Visitors to the San Diego Museum of Art are agreeably thrust back in time with its multi-media presentation, "Saint Peter and the Vatican: The Legacy of the Popes." This is the largest collection of the Vatican's artifacts, documents, and works of art - nearly 400 of them - ever to tour North America.

Touring with fellow parishioners through recreated environments tracing the evolution of the church and its papacy, we wound through recreations of dank avenues in the first century necropolis on Vatican Hill; touched paint buckets sitting on Michelangelo's creaking scaffolding from the 1500s; watched a film of the death of Pope Pius XI followed by the election of Pius XII in 1939; and strolled through the Holy Door opened by John Paul II for the Jubilee year 2000. But don't get the wrong idea. The presentation is less a kind of Catholic Disneyland and more like browsing through the pope's attic.

Visitorswill discover letters in Arabic, Korean, Japanese and other languages demonstrating the Church's missionary zeal. They can see the actual giant chalice with paten into which cardinals deposit their ballots during papal elections. In contrast to a glorious mosaic head of St. Peter from the fourth century and a breathtaking angel created by Giotto, a dull tin paten cut from the bottom of a can and a cheap glass goblet used for hurried Masses in a Nazi concentration camp powerfully testify to the heroism of martyrs in all ages.

> _Dataset entries_
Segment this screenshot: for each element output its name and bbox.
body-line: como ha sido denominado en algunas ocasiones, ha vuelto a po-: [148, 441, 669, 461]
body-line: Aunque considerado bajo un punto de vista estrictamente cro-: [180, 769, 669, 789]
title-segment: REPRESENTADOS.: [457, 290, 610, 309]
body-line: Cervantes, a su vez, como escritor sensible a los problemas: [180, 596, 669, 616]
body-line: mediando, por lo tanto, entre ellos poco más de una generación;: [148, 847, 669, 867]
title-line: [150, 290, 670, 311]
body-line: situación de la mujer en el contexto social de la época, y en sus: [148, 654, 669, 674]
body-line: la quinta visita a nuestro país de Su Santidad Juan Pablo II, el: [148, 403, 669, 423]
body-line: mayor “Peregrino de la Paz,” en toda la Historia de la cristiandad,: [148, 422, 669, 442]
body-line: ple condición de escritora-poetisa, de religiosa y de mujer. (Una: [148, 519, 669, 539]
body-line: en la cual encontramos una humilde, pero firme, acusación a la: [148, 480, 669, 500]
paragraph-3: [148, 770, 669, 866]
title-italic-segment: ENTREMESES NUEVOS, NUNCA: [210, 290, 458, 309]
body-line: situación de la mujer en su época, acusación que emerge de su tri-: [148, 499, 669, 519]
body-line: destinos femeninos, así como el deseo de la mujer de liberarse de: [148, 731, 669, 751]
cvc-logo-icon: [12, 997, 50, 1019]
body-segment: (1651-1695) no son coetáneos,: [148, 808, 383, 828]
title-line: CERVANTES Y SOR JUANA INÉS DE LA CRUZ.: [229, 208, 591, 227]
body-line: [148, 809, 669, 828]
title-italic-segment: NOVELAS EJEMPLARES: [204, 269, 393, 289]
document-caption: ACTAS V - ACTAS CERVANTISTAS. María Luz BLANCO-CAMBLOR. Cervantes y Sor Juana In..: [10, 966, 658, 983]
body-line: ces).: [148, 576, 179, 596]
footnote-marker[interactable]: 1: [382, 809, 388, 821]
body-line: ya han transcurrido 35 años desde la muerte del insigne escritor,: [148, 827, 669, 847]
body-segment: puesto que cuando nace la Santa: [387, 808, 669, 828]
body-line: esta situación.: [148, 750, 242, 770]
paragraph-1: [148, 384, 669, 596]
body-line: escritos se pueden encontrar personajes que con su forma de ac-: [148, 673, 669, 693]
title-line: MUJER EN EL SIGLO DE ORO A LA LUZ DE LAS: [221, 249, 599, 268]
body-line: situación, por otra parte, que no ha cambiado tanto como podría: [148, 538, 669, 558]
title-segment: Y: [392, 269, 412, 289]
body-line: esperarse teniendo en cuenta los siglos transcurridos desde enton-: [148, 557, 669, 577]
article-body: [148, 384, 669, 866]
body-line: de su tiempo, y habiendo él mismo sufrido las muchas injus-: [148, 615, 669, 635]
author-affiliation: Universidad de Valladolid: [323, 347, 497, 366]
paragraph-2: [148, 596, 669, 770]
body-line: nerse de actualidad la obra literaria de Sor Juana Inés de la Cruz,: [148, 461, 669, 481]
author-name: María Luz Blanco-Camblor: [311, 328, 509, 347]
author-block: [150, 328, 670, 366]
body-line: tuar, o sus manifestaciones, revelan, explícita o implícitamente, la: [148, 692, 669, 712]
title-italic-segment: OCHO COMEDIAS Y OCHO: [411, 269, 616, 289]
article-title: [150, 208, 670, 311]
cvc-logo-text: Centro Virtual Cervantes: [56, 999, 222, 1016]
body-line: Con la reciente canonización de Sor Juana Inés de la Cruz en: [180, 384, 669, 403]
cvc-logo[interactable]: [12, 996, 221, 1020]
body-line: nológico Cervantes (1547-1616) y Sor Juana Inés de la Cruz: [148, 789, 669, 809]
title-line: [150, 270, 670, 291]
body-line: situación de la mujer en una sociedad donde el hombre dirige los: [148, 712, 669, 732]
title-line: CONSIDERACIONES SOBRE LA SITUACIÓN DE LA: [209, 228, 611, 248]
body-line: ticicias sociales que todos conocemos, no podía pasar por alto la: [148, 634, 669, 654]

> _Tasks to perform_
1) Reproduce the passage on the Vatican exhibition from "Visitorswill discover letters" up to and including "in all ages.".
2) According to the passage on the Vatican exhibition, about how many artifacts, documents, and works of art does the touring collection include?

> _Answers in order_
1)
Visitorswill discover letters in Arabic, Korean, Japanese and other languages demonstrating the Church's missionary zeal. They can see the actual giant chalice with paten into which cardinals deposit their ballots during papal elections. In contrast to a glorious mosaic head of St. Peter from the fourth century and a breathtaking angel created by Giotto, a dull tin paten cut from the bottom of a can and a cheap glass goblet used for hurried Masses in a Nazi concentration camp powerfully testify to the heroism of martyrs in all ages.

2) Nearly 400.